Pictures should be excluded; otherwise, copy every entry exactly.
☆ ☆ ☆ ☆
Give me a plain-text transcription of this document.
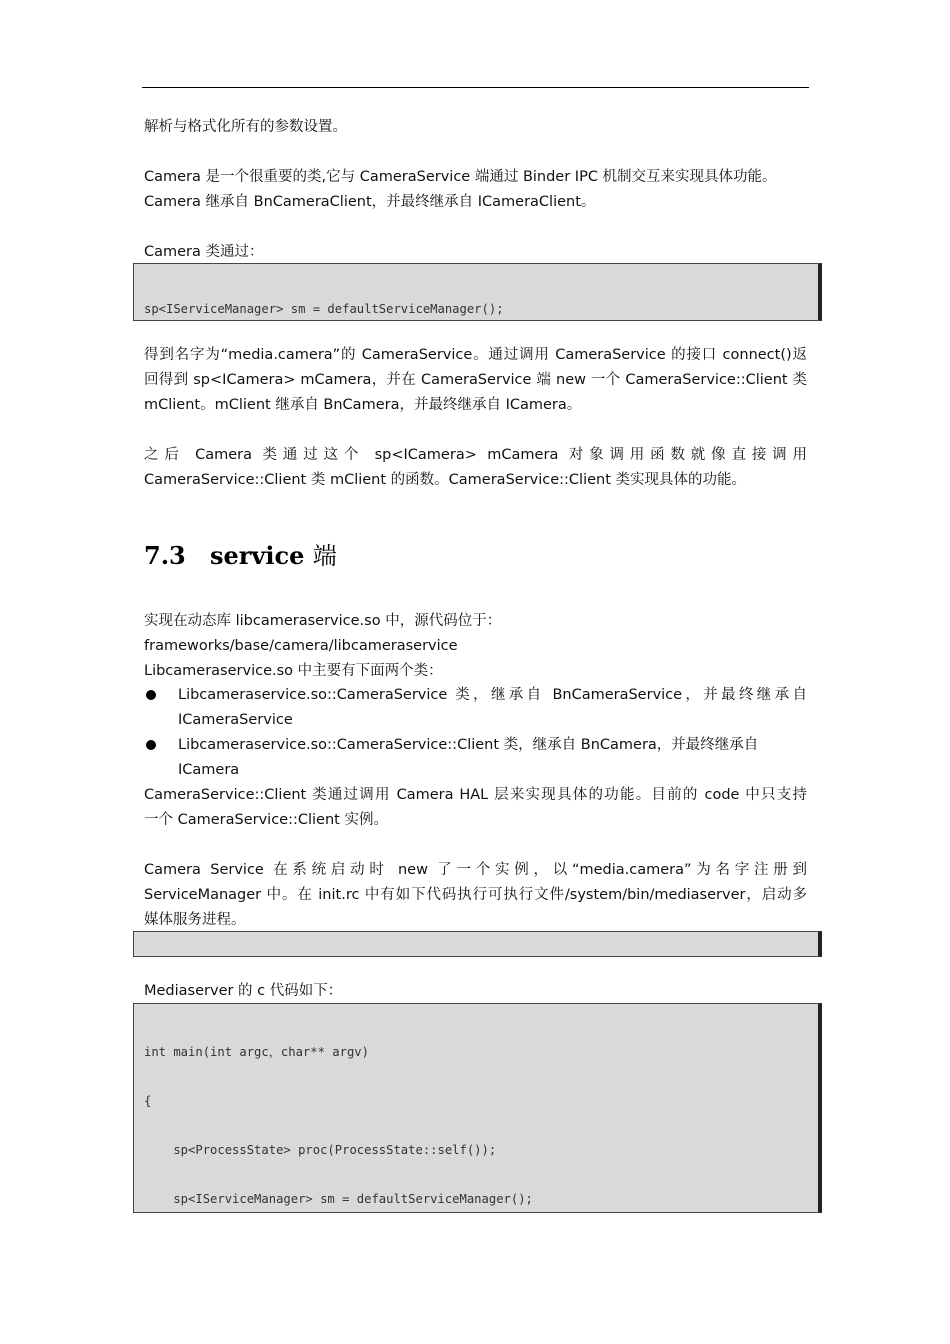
解析与格式化所有的参数设置。
Camera 是一个很重要的类,它与 CameraService 端通过 Binder IPC 机制交互来实现具体功能。
Camera 继承自 BnCameraClient，并最终继承自 ICameraClient。
Camera 类通过：

sp<IServiceManager> sm = defaultServiceManager();

得到名字为“media.camera”的 CameraService。通过调用 CameraService 的接口 connect()返
回得到 sp<ICamera> mCamera，并在 CameraService 端 new 一个 CameraService::Client 类
mClient。mClient 继承自 BnCamera，并最终继承自 ICamera。
之后 Camera 类通过这个 sp<ICamera> mCamera 对象调用函数就像直接调用
CameraService::Client 类 mClient 的函数。CameraService::Client 类实现具体的功能。
7.3 service 端
实现在动态库 libcameraservice.so 中，源代码位于：frameworks/base/camera/libcameraservice
Libcameraservice.so 中主要有下面两个类：
Libcameraservice.so::CameraService 类，继承自 BnCameraService，并最终继承自
ICameraService
Libcameraservice.so::CameraService::Client 类，继承自 BnCamera，并最终继承自 ICamera
CameraService::Client 类通过调用 Camera HAL 层来实现具体的功能。目前的 code 中只支持
一个 CameraService::Client 实例。
Camera Service 在系统启动时 new 了一个实例，以“media.camera”为名字注册到
ServiceManager 中。在 init.rc 中有如下代码执行可执行文件/system/bin/mediaserver，启动多
媒体服务进程。

Mediaserver 的 c 代码如下：

int main(int argc，char** argv)

{

sp<ProcessState> proc(ProcessState::self());

sp<IServiceManager> sm = defaultServiceManager();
☆ ☆ ☆ ☆
=== EXERCISE RESULT ===
Give me a plain-text transcription of this document.
解析与格式化所有的参数设置。
Camera 是一个很重要的类,它与 CameraService 端通过 Binder IPC 机制交互来实现具体功能。
Camera 继承自 BnCameraClient，并最终继承自 ICameraClient。
Camera 类通过：

sp<IServiceManager> sm = defaultServiceManager();

得到名字为“media.camera”的 CameraService。通过调用 CameraService 的接口 connect()返
回得到 sp<ICamera> mCamera，并在 CameraService 端 new 一个 CameraService::Client 类
mClient。mClient 继承自 BnCamera，并最终继承自 ICamera。
之后 Camera 类通过这个 sp<ICamera> mCamera 对象调用函数就像直接调用
CameraService::Client 类 mClient 的函数。CameraService::Client 类实现具体的功能。
7.3 service 端
实现在动态库 libcameraservice.so 中，源代码位于：frameworks/base/camera/libcameraservice
Libcameraservice.so 中主要有下面两个类：
Libcameraservice.so::CameraService 类，继承自 BnCameraService，并最终继承自
ICameraService
Libcameraservice.so::CameraService::Client 类，继承自 BnCamera，并最终继承自 ICamera
CameraService::Client 类通过调用 Camera HAL 层来实现具体的功能。目前的 code 中只支持
一个 CameraService::Client 实例。
Camera Service 在系统启动时 new 了一个实例，以“media.camera”为名字注册到
ServiceManager 中。在 init.rc 中有如下代码执行可执行文件/system/bin/mediaserver，启动多
媒体服务进程。

Mediaserver 的 c 代码如下：

int main(int argc，char** argv)

{

sp<ProcessState> proc(ProcessState::self());

sp<IServiceManager> sm = defaultServiceManager();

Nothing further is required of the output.